> [Exercise] Separate out the lines that hold "Rhodes".

━━━━━━

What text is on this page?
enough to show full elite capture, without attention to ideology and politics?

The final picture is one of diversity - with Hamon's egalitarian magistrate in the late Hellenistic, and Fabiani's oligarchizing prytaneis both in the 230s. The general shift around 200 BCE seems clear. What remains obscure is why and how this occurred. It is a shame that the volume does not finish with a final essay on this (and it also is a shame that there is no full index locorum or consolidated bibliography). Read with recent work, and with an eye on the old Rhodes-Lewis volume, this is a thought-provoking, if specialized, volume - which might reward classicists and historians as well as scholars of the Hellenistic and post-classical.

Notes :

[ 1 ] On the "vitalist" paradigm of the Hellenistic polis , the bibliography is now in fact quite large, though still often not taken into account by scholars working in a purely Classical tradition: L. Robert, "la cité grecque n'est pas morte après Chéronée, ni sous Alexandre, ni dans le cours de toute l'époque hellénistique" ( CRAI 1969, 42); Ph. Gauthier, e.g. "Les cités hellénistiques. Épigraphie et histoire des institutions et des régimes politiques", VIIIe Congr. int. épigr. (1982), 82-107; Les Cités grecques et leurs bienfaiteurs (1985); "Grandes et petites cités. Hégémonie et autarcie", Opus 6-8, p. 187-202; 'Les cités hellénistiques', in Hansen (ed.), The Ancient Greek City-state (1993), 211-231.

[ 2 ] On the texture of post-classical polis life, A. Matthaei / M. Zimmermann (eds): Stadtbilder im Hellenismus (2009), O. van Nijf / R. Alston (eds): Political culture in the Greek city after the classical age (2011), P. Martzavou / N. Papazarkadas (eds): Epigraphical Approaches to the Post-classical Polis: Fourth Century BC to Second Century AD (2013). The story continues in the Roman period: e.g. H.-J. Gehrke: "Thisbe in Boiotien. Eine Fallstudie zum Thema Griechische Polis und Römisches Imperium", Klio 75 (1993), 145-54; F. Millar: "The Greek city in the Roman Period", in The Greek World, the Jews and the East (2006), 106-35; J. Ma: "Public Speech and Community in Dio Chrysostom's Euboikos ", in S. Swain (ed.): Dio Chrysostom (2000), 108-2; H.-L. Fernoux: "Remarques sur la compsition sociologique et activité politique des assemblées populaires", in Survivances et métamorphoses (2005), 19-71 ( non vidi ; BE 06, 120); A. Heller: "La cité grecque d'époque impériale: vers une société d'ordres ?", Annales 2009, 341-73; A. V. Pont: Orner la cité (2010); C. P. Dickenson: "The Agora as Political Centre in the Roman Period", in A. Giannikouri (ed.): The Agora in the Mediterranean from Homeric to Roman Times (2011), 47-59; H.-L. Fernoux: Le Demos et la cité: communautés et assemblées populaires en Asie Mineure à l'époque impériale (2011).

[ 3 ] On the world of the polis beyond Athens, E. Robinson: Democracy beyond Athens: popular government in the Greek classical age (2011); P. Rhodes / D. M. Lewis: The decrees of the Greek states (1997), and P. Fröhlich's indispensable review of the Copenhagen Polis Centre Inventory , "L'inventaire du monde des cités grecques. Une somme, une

━━━━━━

> [Result of the exercise]
The final picture is one of diversity - with Hamon's egalitarian magistrate in the late Hellenistic, and Fabiani's oligarchizing prytaneis both in the 230s. The general shift around 200 BCE seems clear. What remains obscure is why and how this occurred. It is a shame that the volume does not finish with a final essay on this (and it also is a shame that there is no full index locorum or consolidated bibliography). Read with recent work, and with an eye on the old Rhodes-Lewis volume, this is a thought-provoking, if specialized, volume - which might reward classicists and historians as well as scholars of the Hellenistic and post-classical.
[ 3 ] On the world of the polis beyond Athens, E. Robinson: Democracy beyond Athens: popular government in the Greek classical age (2011); P. Rhodes / D. M. Lewis: The decrees of the Greek states (1997), and P. Fröhlich's indispensable review of the Copenhagen Polis Centre Inventory , "L'inventaire du monde des cités grecques. Une somme, une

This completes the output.